TASK INSTRUCTIONS: All of the entries must be reproduced exactly, with no images carried over.

Extracted records:

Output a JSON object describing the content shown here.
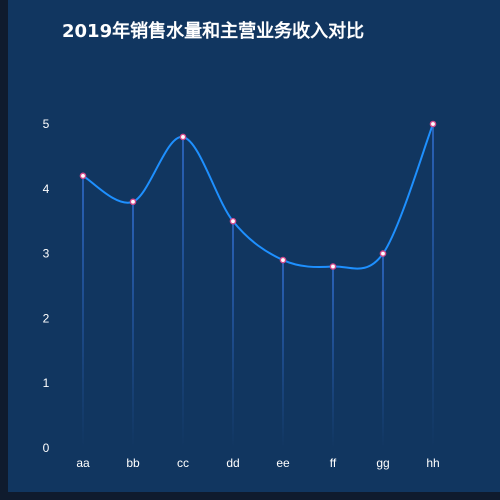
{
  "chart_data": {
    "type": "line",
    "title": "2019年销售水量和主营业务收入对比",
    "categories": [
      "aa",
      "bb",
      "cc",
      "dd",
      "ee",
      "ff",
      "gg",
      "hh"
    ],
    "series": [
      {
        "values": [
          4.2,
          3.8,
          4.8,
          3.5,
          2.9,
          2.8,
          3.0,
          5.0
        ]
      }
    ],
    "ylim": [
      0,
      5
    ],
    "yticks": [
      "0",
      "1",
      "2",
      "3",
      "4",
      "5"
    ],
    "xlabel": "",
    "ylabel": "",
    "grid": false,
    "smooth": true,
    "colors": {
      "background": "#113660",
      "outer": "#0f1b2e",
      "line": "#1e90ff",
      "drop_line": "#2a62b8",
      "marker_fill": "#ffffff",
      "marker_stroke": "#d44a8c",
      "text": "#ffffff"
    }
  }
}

TASK SOLUTION:
Output a JSON object describing the content shown here.
{
  "chart_data": {
    "type": "line",
    "title": "2019年销售水量和主营业务收入对比",
    "categories": [
      "aa",
      "bb",
      "cc",
      "dd",
      "ee",
      "ff",
      "gg",
      "hh"
    ],
    "series": [
      {
        "values": [
          4.2,
          3.8,
          4.8,
          3.5,
          2.9,
          2.8,
          3.0,
          5.0
        ]
      }
    ],
    "ylim": [
      0,
      5
    ],
    "yticks": [
      "0",
      "1",
      "2",
      "3",
      "4",
      "5"
    ],
    "xlabel": "",
    "ylabel": "",
    "grid": false,
    "smooth": true,
    "colors": {
      "background": "#113660",
      "outer": "#0f1b2e",
      "line": "#1e90ff",
      "drop_line": "#2a62b8",
      "marker_fill": "#ffffff",
      "marker_stroke": "#d44a8c",
      "text": "#ffffff"
    }
  }
}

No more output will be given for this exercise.